**** PROVIDED ENTRIES ****
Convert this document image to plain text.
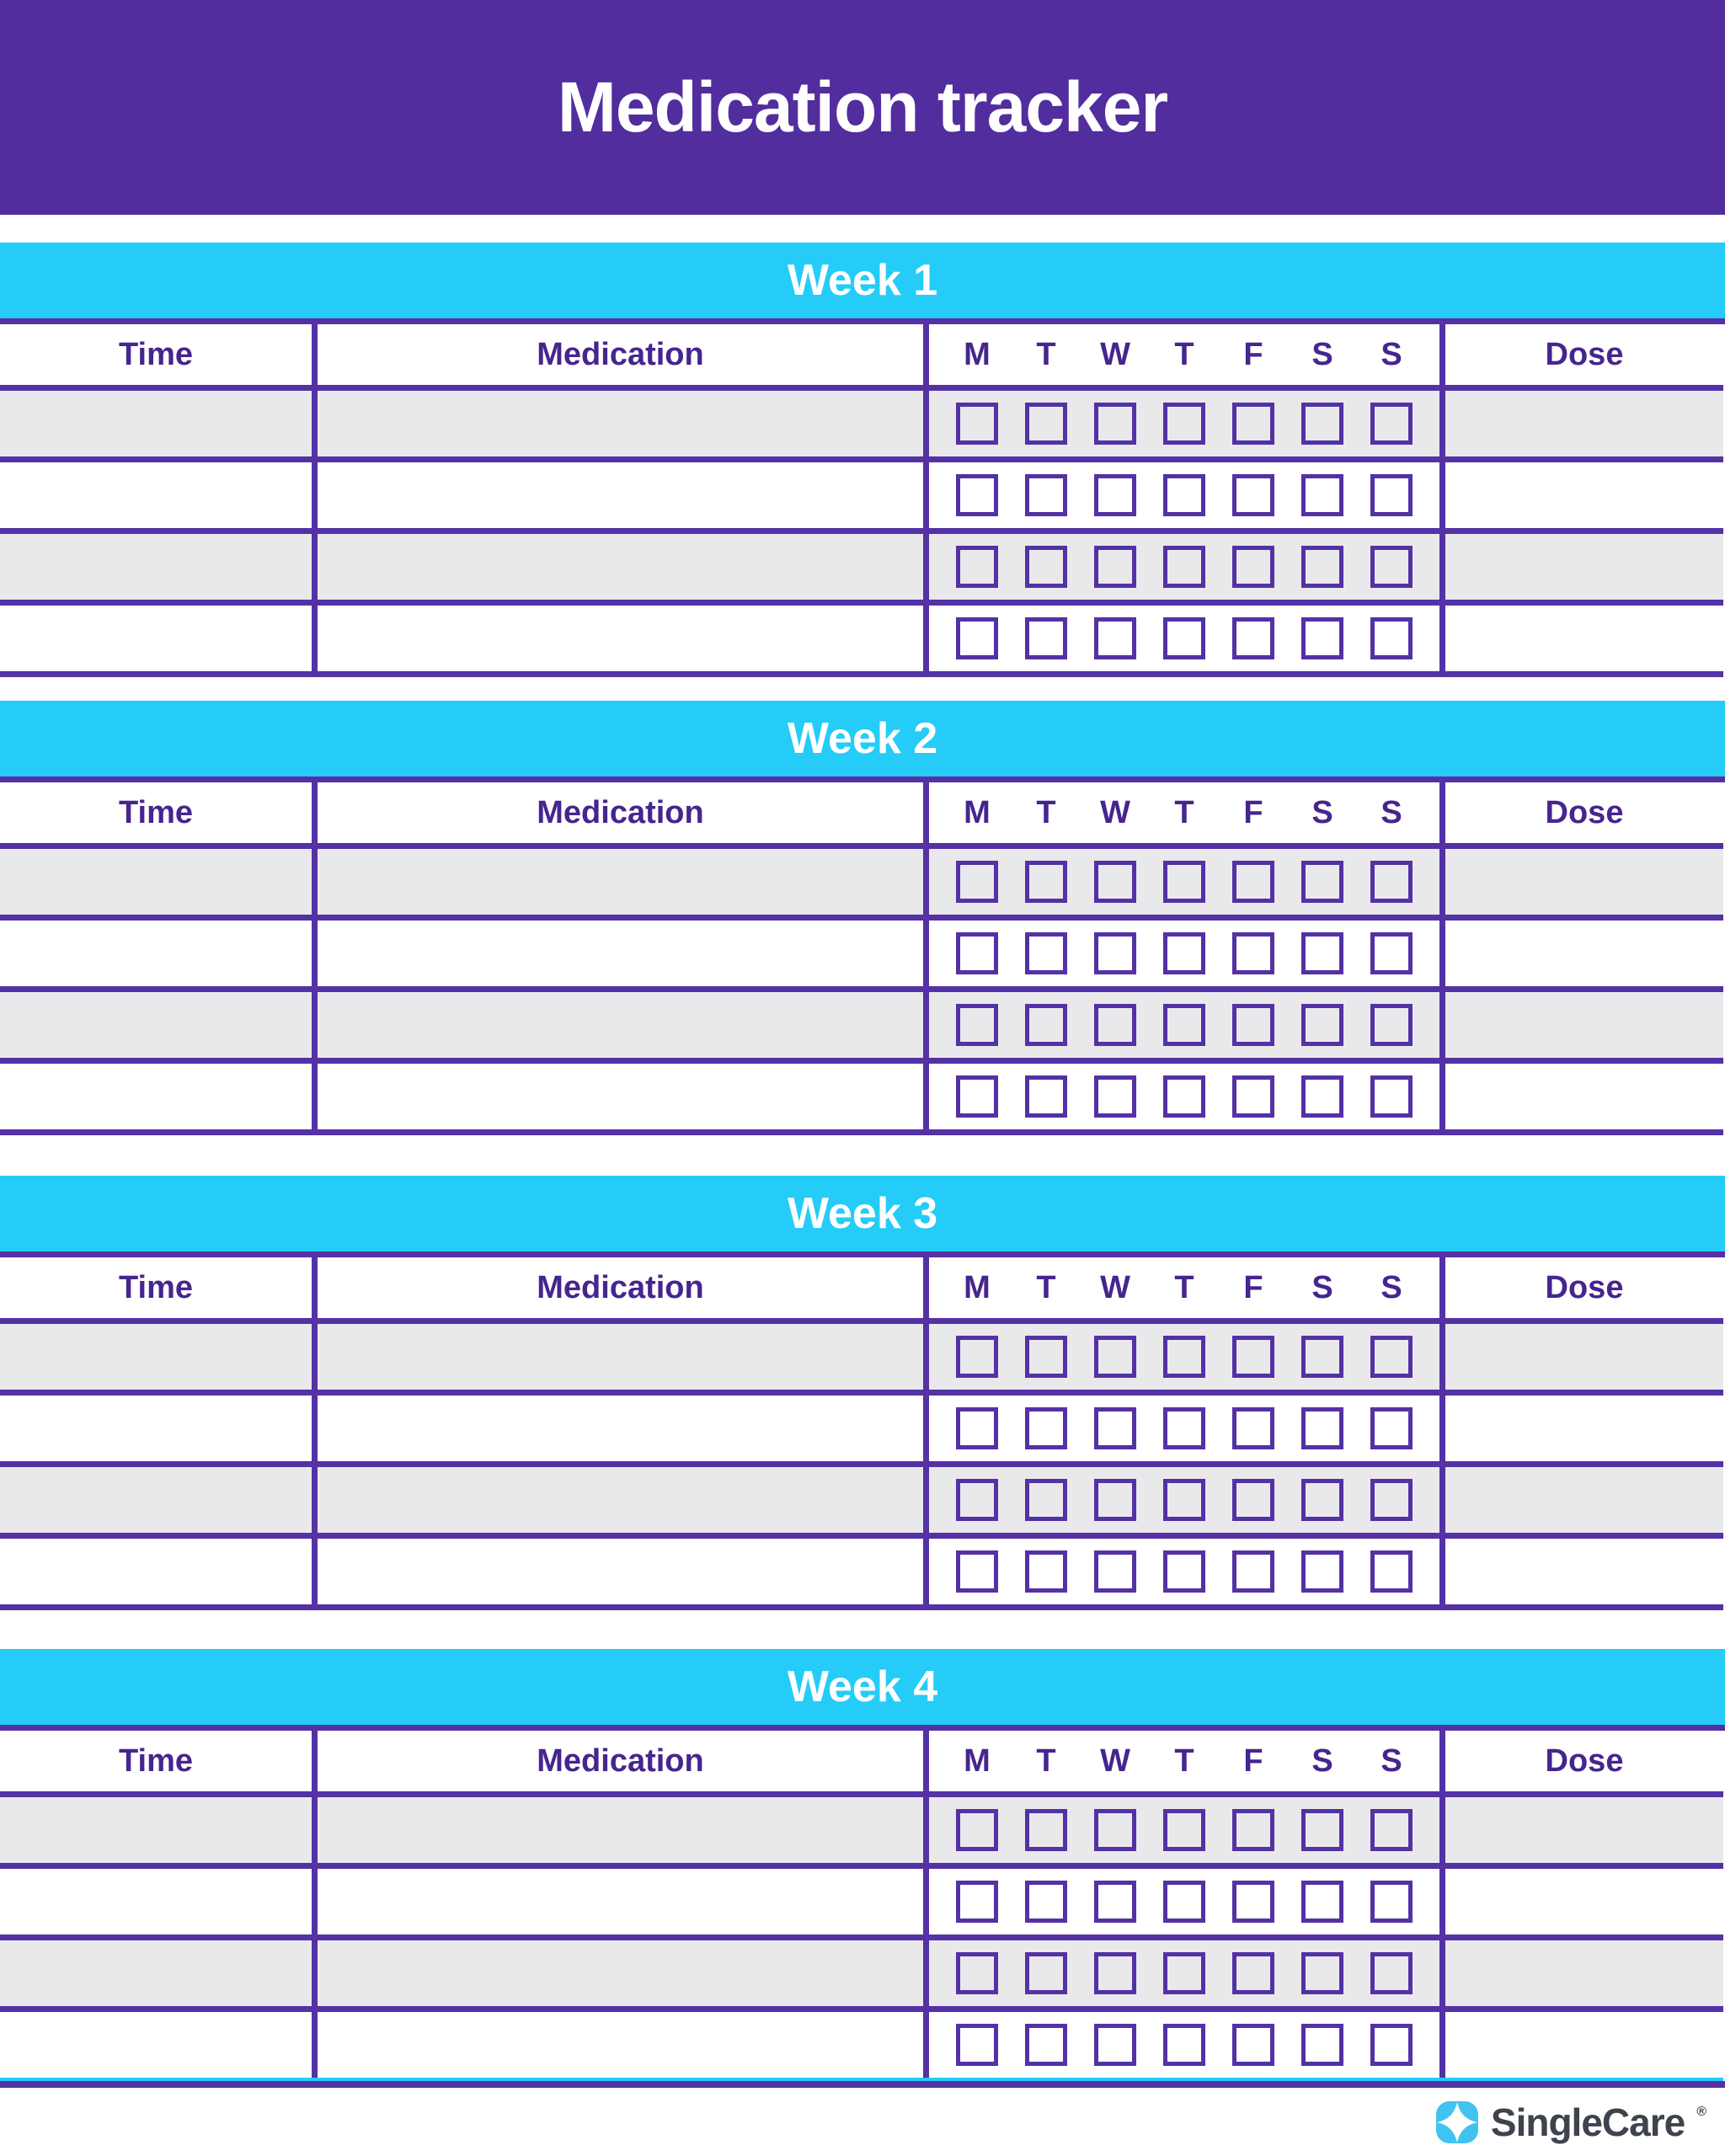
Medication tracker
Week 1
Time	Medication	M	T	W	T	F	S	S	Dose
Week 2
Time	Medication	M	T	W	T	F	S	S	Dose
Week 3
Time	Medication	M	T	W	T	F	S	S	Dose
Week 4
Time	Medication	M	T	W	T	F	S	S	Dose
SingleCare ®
****
**** PROVIDED ENTRIES ****
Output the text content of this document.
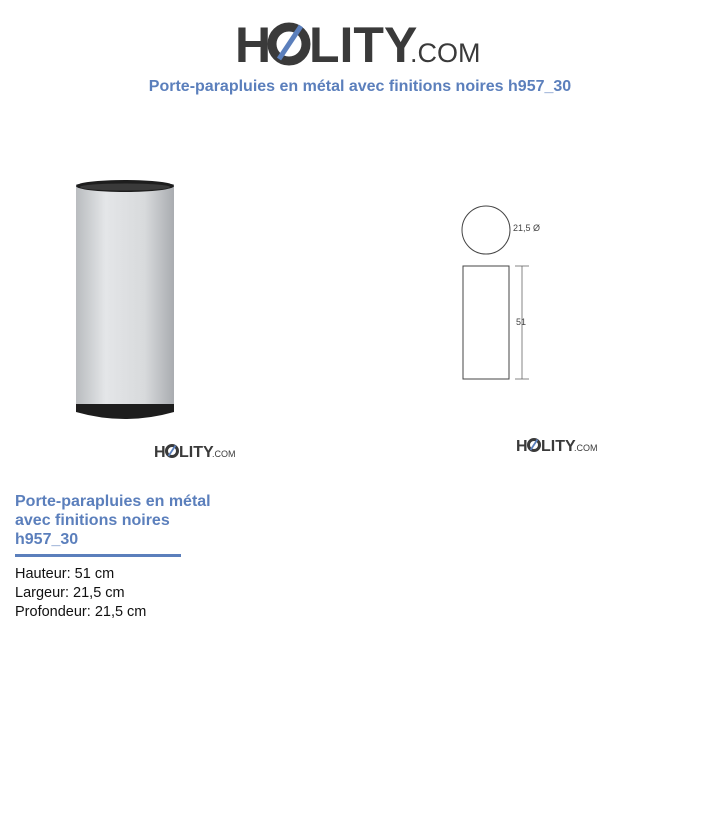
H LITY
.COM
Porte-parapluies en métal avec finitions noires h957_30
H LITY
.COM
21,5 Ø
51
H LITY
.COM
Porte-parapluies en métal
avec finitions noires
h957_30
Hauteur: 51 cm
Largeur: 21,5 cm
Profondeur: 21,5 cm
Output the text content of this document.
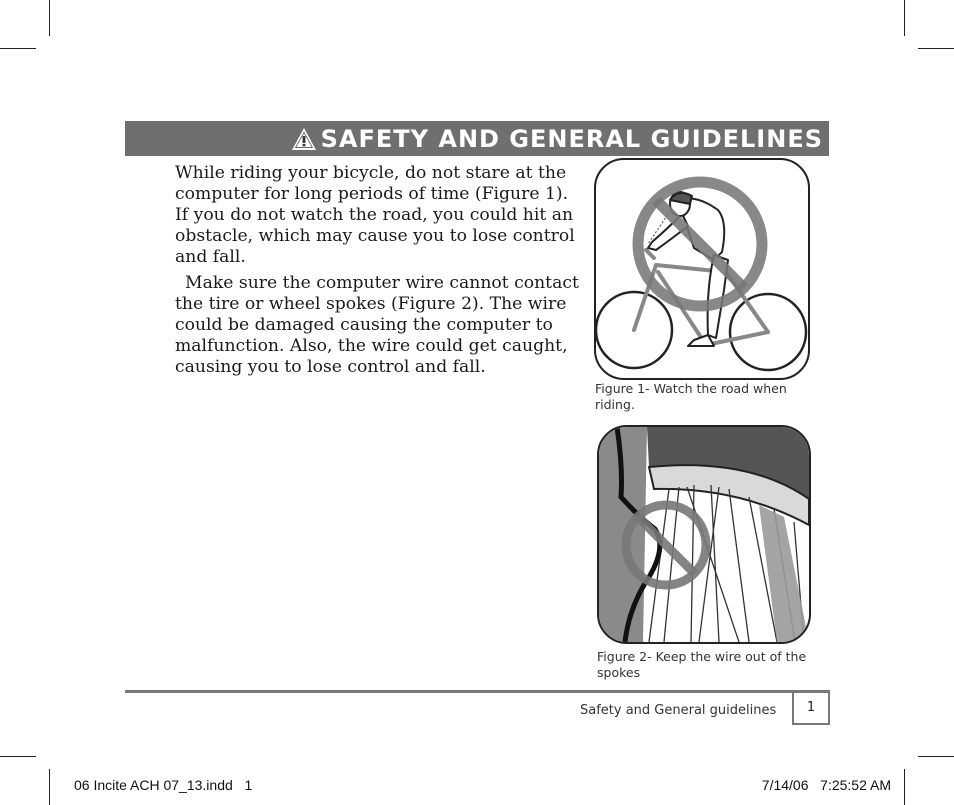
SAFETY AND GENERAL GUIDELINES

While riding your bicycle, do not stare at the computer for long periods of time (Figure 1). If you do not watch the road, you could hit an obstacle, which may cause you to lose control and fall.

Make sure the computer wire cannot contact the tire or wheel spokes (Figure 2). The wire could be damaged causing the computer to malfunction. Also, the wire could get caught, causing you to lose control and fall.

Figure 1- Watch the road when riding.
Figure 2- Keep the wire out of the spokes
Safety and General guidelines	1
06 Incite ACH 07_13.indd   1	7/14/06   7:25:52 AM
****
Copy out every line of the data that includes the word "computer".

While riding your bicycle, do not stare at the computer for long periods of time (Figure 1). If you do not watch the road, you could hit an obstacle, which may cause you to lose control and fall.
Make sure the computer wire cannot contact the tire or wheel spokes (Figure 2). The wire could be damaged causing the computer to malfunction. Also, the wire could get caught, causing you to lose control and fall.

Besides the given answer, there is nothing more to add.